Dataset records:
★ ★ ★ ★ ★ ★ ★

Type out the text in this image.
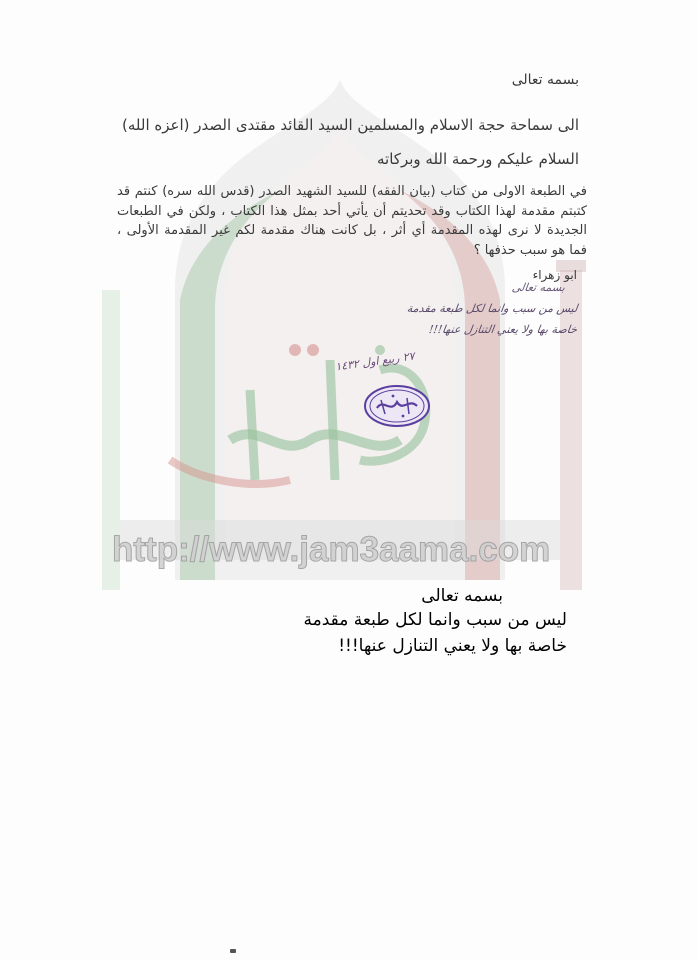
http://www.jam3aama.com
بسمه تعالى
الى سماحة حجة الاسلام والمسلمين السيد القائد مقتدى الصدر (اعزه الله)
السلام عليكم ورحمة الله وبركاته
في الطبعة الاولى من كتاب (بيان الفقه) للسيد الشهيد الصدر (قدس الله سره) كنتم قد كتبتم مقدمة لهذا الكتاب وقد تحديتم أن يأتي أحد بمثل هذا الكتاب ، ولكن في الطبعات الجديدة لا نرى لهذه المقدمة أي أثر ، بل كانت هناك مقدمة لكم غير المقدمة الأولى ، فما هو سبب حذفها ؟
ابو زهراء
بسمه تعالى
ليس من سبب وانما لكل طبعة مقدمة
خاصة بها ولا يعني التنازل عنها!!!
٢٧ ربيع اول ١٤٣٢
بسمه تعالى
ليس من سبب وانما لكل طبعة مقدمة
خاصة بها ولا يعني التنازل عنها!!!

★ ★ ★ ★ ★ ★ ★

**TASK TO CARRY OUT**
Give all the entries again exactly, dropping each picture.

**FINISHED EXERCISE**
Type out the text in this image.
http://www.jam3aama.com
بسمه تعالى
الى سماحة حجة الاسلام والمسلمين السيد القائد مقتدى الصدر (اعزه الله)
السلام عليكم ورحمة الله وبركاته
في الطبعة الاولى من كتاب (بيان الفقه) للسيد الشهيد الصدر (قدس الله سره) كنتم قد كتبتم مقدمة لهذا الكتاب وقد تحديتم أن يأتي أحد بمثل هذا الكتاب ، ولكن في الطبعات الجديدة لا نرى لهذه المقدمة أي أثر ، بل كانت هناك مقدمة لكم غير المقدمة الأولى ، فما هو سبب حذفها ؟
ابو زهراء
بسمه تعالى
ليس من سبب وانما لكل طبعة مقدمة
خاصة بها ولا يعني التنازل عنها!!!
٢٧ ربيع اول ١٤٣٢
بسمه تعالى
ليس من سبب وانما لكل طبعة مقدمة
خاصة بها ولا يعني التنازل عنها!!!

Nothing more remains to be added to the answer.